▶ [Structured figure records]

___

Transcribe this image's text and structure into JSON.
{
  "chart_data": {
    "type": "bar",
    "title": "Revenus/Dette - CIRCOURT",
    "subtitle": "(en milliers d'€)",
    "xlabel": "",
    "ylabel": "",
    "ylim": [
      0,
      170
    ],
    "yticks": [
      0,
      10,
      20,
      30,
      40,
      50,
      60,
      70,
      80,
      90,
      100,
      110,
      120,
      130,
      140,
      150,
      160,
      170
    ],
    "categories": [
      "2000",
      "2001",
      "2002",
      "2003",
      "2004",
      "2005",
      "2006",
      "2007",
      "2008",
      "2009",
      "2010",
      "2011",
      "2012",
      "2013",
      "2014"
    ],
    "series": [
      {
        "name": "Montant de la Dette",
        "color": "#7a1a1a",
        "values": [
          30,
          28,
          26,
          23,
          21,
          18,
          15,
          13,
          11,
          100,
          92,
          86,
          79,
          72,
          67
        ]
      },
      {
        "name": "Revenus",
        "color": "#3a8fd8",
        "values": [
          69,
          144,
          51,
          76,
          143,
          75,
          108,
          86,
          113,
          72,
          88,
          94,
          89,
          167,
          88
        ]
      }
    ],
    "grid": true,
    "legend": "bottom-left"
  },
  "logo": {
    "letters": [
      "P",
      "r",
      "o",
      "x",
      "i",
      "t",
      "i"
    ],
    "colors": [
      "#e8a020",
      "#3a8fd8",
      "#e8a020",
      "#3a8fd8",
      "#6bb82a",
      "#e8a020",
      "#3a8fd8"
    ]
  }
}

___

▶ [THE TASK]
From the records above, pull out every line containing the word "Dette".

▶ [EXPECTED ANSWER]
    "title": "Revenus/Dette - CIRCOURT",
        "name": "Montant de la Dette",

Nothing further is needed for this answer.